**RECORDED INFORMATION:**
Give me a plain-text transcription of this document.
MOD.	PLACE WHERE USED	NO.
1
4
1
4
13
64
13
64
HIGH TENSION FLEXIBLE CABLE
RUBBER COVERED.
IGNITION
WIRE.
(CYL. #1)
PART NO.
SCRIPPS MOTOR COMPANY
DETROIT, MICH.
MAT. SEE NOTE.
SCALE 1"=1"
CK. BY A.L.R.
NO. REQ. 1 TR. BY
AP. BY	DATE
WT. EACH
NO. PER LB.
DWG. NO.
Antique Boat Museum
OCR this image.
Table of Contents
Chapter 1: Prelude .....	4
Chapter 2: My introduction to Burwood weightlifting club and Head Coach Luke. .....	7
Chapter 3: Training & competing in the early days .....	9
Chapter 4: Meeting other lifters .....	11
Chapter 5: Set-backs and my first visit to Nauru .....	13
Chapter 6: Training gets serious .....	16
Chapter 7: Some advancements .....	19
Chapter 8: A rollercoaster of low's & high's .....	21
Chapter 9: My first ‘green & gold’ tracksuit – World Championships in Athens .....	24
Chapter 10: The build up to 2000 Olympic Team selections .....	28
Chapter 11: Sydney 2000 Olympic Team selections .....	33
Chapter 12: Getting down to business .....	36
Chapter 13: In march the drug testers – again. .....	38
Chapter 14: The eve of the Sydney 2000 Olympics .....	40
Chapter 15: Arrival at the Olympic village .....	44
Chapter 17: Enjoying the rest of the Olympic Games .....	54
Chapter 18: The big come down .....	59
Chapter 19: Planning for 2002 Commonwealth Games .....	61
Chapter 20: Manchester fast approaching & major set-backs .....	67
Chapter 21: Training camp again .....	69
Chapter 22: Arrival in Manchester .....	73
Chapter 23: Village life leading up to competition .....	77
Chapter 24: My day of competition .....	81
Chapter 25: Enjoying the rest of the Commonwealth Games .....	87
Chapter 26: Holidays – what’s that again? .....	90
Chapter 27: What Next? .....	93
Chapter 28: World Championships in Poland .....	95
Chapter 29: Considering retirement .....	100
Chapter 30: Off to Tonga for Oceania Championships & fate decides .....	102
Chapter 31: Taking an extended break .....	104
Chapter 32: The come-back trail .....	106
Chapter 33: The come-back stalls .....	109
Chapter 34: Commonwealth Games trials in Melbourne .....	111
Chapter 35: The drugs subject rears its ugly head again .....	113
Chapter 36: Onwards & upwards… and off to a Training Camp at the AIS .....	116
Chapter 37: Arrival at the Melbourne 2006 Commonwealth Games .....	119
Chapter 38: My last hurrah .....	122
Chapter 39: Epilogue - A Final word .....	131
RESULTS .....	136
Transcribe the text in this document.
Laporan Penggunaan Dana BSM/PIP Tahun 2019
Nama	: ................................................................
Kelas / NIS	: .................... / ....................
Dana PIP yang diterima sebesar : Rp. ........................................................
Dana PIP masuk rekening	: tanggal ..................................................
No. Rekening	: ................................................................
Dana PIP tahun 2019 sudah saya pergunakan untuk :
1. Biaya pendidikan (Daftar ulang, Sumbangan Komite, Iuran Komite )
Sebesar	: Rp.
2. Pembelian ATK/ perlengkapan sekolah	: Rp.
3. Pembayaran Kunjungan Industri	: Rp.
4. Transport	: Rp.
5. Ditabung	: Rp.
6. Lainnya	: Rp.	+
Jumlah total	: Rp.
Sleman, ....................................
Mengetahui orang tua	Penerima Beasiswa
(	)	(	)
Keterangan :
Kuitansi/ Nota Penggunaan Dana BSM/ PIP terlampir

**TO BE DONE:**
Reproduce every line from the entries that holds the word "selections".

**FINAL RESULT:**
Chapter 10: The build up to 2000 Olympic Team selections .....	28
Chapter 11: Sydney 2000 Olympic Team selections .....	33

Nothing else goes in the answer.